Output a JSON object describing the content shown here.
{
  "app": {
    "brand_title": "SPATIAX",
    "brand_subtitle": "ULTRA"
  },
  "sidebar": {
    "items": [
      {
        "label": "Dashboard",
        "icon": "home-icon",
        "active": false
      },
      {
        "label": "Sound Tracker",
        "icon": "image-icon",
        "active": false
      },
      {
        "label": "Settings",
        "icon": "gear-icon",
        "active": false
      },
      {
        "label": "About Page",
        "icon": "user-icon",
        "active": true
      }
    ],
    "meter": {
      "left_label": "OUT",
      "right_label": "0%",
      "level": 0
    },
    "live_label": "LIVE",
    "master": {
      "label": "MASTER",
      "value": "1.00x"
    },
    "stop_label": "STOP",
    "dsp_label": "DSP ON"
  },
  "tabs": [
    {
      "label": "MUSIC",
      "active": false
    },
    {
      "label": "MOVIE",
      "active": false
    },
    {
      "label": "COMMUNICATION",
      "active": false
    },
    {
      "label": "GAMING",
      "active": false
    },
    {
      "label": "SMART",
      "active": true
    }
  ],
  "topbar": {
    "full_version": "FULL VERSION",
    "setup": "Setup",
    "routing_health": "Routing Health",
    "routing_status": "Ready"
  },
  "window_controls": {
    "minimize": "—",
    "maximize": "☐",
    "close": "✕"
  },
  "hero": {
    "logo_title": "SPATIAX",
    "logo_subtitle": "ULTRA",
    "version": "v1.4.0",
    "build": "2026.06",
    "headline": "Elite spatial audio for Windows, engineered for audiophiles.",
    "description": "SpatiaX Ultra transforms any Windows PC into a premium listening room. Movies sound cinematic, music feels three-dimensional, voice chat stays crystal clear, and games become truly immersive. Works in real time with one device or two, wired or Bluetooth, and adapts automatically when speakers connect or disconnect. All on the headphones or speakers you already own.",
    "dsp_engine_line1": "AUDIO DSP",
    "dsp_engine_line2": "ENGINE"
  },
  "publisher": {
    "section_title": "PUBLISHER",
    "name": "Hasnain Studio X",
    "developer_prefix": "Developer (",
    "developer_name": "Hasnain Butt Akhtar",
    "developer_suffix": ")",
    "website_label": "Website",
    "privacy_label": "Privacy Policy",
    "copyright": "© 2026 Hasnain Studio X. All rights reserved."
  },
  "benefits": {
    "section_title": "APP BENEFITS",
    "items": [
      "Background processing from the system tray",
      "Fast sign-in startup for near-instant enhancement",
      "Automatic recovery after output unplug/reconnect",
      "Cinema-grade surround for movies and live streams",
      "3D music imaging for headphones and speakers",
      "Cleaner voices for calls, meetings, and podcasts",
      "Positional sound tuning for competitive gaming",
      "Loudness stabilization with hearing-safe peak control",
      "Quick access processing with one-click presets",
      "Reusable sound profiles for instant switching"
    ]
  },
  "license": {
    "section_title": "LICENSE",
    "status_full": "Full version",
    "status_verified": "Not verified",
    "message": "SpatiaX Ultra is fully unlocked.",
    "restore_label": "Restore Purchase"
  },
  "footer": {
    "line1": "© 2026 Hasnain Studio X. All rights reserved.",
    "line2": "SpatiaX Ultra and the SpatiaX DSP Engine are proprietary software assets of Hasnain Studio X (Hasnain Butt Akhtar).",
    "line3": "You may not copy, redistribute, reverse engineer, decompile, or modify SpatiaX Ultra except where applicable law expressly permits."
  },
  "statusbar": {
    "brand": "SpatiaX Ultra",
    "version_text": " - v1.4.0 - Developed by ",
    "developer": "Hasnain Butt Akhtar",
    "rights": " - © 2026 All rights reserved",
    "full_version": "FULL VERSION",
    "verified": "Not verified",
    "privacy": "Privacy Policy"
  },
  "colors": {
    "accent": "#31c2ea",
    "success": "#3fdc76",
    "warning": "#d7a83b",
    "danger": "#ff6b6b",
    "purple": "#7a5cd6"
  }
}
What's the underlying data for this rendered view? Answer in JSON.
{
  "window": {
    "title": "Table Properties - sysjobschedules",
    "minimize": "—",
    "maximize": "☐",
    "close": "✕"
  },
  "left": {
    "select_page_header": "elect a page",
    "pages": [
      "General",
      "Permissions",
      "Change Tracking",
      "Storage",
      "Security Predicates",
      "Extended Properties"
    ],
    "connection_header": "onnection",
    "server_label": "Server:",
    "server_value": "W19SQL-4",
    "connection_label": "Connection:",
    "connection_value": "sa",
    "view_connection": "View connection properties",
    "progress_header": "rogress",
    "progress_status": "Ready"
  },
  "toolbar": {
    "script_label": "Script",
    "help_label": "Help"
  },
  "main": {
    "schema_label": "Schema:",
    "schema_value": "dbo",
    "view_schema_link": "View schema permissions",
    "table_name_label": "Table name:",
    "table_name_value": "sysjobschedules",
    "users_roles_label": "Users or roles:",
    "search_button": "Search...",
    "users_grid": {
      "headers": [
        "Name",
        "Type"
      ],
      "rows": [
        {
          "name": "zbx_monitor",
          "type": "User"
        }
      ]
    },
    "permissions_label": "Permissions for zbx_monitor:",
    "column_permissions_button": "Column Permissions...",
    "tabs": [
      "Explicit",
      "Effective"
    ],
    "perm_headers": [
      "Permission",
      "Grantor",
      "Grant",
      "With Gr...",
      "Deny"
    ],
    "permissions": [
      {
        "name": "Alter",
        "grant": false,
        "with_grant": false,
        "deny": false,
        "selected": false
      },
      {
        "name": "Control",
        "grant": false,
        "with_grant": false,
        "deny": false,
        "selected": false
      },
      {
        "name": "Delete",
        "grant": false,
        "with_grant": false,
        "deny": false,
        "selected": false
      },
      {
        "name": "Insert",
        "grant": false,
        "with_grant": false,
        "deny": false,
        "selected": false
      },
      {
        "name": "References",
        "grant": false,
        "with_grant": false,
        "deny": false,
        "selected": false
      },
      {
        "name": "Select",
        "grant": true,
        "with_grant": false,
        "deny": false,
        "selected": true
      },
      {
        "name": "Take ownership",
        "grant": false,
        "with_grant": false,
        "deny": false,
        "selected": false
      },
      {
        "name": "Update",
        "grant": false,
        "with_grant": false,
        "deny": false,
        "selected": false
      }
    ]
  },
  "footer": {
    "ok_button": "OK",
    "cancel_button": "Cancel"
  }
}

◇ ◇ ◇

DESCRIPTION OF THE TASK
Take the records above and return them exactly as written.

COMPLETED EXERCISE
Output a JSON object describing the content shown here.
{
  "app": {
    "brand_title": "SPATIAX",
    "brand_subtitle": "ULTRA"
  },
  "sidebar": {
    "items": [
      {
        "label": "Dashboard",
        "icon": "home-icon",
        "active": false
      },
      {
        "label": "Sound Tracker",
        "icon": "image-icon",
        "active": false
      },
      {
        "label": "Settings",
        "icon": "gear-icon",
        "active": false
      },
      {
        "label": "About Page",
        "icon": "user-icon",
        "active": true
      }
    ],
    "meter": {
      "left_label": "OUT",
      "right_label": "0%",
      "level": 0
    },
    "live_label": "LIVE",
    "master": {
      "label": "MASTER",
      "value": "1.00x"
    },
    "stop_label": "STOP",
    "dsp_label": "DSP ON"
  },
  "tabs": [
    {
      "label": "MUSIC",
      "active": false
    },
    {
      "label": "MOVIE",
      "active": false
    },
    {
      "label": "COMMUNICATION",
      "active": false
    },
    {
      "label": "GAMING",
      "active": false
    },
    {
      "label": "SMART",
      "active": true
    }
  ],
  "topbar": {
    "full_version": "FULL VERSION",
    "setup": "Setup",
    "routing_health": "Routing Health",
    "routing_status": "Ready"
  },
  "window_controls": {
    "minimize": "—",
    "maximize": "☐",
    "close": "✕"
  },
  "hero": {
    "logo_title": "SPATIAX",
    "logo_subtitle": "ULTRA",
    "version": "v1.4.0",
    "build": "2026.06",
    "headline": "Elite spatial audio for Windows, engineered for audiophiles.",
    "description": "SpatiaX Ultra transforms any Windows PC into a premium listening room. Movies sound cinematic, music feels three-dimensional, voice chat stays crystal clear, and games become truly immersive. Works in real time with one device or two, wired or Bluetooth, and adapts automatically when speakers connect or disconnect. All on the headphones or speakers you already own.",
    "dsp_engine_line1": "AUDIO DSP",
    "dsp_engine_line2": "ENGINE"
  },
  "publisher": {
    "section_title": "PUBLISHER",
    "name": "Hasnain Studio X",
    "developer_prefix": "Developer (",
    "developer_name": "Hasnain Butt Akhtar",
    "developer_suffix": ")",
    "website_label": "Website",
    "privacy_label": "Privacy Policy",
    "copyright": "© 2026 Hasnain Studio X. All rights reserved."
  },
  "benefits": {
    "section_title": "APP BENEFITS",
    "items": [
      "Background processing from the system tray",
      "Fast sign-in startup for near-instant enhancement",
      "Automatic recovery after output unplug/reconnect",
      "Cinema-grade surround for movies and live streams",
      "3D music imaging for headphones and speakers",
      "Cleaner voices for calls, meetings, and podcasts",
      "Positional sound tuning for competitive gaming",
      "Loudness stabilization with hearing-safe peak control",
      "Quick access processing with one-click presets",
      "Reusable sound profiles for instant switching"
    ]
  },
  "license": {
    "section_title": "LICENSE",
    "status_full": "Full version",
    "status_verified": "Not verified",
    "message": "SpatiaX Ultra is fully unlocked.",
    "restore_label": "Restore Purchase"
  },
  "footer": {
    "line1": "© 2026 Hasnain Studio X. All rights reserved.",
    "line2": "SpatiaX Ultra and the SpatiaX DSP Engine are proprietary software assets of Hasnain Studio X (Hasnain Butt Akhtar).",
    "line3": "You may not copy, redistribute, reverse engineer, decompile, or modify SpatiaX Ultra except where applicable law expressly permits."
  },
  "statusbar": {
    "brand": "SpatiaX Ultra",
    "version_text": " - v1.4.0 - Developed by ",
    "developer": "Hasnain Butt Akhtar",
    "rights": " - © 2026 All rights reserved",
    "full_version": "FULL VERSION",
    "verified": "Not verified",
    "privacy": "Privacy Policy"
  },
  "colors": {
    "accent": "#31c2ea",
    "success": "#3fdc76",
    "warning": "#d7a83b",
    "danger": "#ff6b6b",
    "purple": "#7a5cd6"
  }
}
What's the underlying data for this rendered view? Answer in JSON.
{
  "window": {
    "title": "Table Properties - sysjobschedules",
    "minimize": "—",
    "maximize": "☐",
    "close": "✕"
  },
  "left": {
    "select_page_header": "elect a page",
    "pages": [
      "General",
      "Permissions",
      "Change Tracking",
      "Storage",
      "Security Predicates",
      "Extended Properties"
    ],
    "connection_header": "onnection",
    "server_label": "Server:",
    "server_value": "W19SQL-4",
    "connection_label": "Connection:",
    "connection_value": "sa",
    "view_connection": "View connection properties",
    "progress_header": "rogress",
    "progress_status": "Ready"
  },
  "toolbar": {
    "script_label": "Script",
    "help_label": "Help"
  },
  "main": {
    "schema_label": "Schema:",
    "schema_value": "dbo",
    "view_schema_link": "View schema permissions",
    "table_name_label": "Table name:",
    "table_name_value": "sysjobschedules",
    "users_roles_label": "Users or roles:",
    "search_button": "Search...",
    "users_grid": {
      "headers": [
        "Name",
        "Type"
      ],
      "rows": [
        {
          "name": "zbx_monitor",
          "type": "User"
        }
      ]
    },
    "permissions_label": "Permissions for zbx_monitor:",
    "column_permissions_button": "Column Permissions...",
    "tabs": [
      "Explicit",
      "Effective"
    ],
    "perm_headers": [
      "Permission",
      "Grantor",
      "Grant",
      "With Gr...",
      "Deny"
    ],
    "permissions": [
      {
        "name": "Alter",
        "grant": false,
        "with_grant": false,
        "deny": false,
        "selected": false
      },
      {
        "name": "Control",
        "grant": false,
        "with_grant": false,
        "deny": false,
        "selected": false
      },
      {
        "name": "Delete",
        "grant": false,
        "with_grant": false,
        "deny": false,
        "selected": false
      },
      {
        "name": "Insert",
        "grant": false,
        "with_grant": false,
        "deny": false,
        "selected": false
      },
      {
        "name": "References",
        "grant": false,
        "with_grant": false,
        "deny": false,
        "selected": false
      },
      {
        "name": "Select",
        "grant": true,
        "with_grant": false,
        "deny": false,
        "selected": true
      },
      {
        "name": "Take ownership",
        "grant": false,
        "with_grant": false,
        "deny": false,
        "selected": false
      },
      {
        "name": "Update",
        "grant": false,
        "with_grant": false,
        "deny": false,
        "selected": false
      }
    ]
  },
  "footer": {
    "ok_button": "OK",
    "cancel_button": "Cancel"
  }
}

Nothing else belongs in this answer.